**Instructions for the task**
Without the pictures, give the entries below again exactly as written.

**Stored records**
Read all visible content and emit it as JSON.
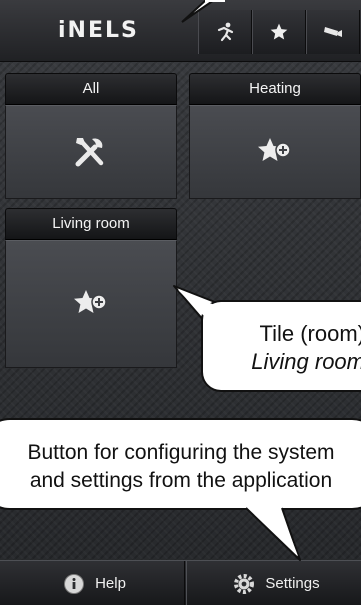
{
  "header": {
    "logo_text": "iNELS",
    "buttons": [
      {
        "name": "scenes",
        "icon": "running-person-icon"
      },
      {
        "name": "favorites",
        "icon": "star-icon"
      },
      {
        "name": "camera",
        "icon": "camera-icon"
      }
    ]
  },
  "tiles": [
    {
      "label": "All",
      "icon": "tools-icon"
    },
    {
      "label": "Heating",
      "icon": "star-add-icon"
    },
    {
      "label": "Living room",
      "icon": "star-add-icon"
    }
  ],
  "footer": {
    "help_label": "Help",
    "settings_label": "Settings"
  },
  "callouts": {
    "tile_line1": "Tile (room)",
    "tile_line2": "Living room",
    "settings_line1": "Button for configuring the system",
    "settings_line2": "and settings from the application"
  },
  "colors": {
    "background": "#2e3034",
    "bar": "#1c1d20",
    "text": "#f2f2f2",
    "callout": "#ffffff"
  }
}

**Output below**
Read all visible content and emit it as JSON.
{
  "header": {
    "logo_text": "iNELS",
    "buttons": [
      {
        "name": "scenes",
        "icon": "running-person-icon"
      },
      {
        "name": "favorites",
        "icon": "star-icon"
      },
      {
        "name": "camera",
        "icon": "camera-icon"
      }
    ]
  },
  "tiles": [
    {
      "label": "All",
      "icon": "tools-icon"
    },
    {
      "label": "Heating",
      "icon": "star-add-icon"
    },
    {
      "label": "Living room",
      "icon": "star-add-icon"
    }
  ],
  "footer": {
    "help_label": "Help",
    "settings_label": "Settings"
  },
  "callouts": {
    "tile_line1": "Tile (room)",
    "tile_line2": "Living room",
    "settings_line1": "Button for configuring the system",
    "settings_line2": "and settings from the application"
  },
  "colors": {
    "background": "#2e3034",
    "bar": "#1c1d20",
    "text": "#f2f2f2",
    "callout": "#ffffff"
  }
}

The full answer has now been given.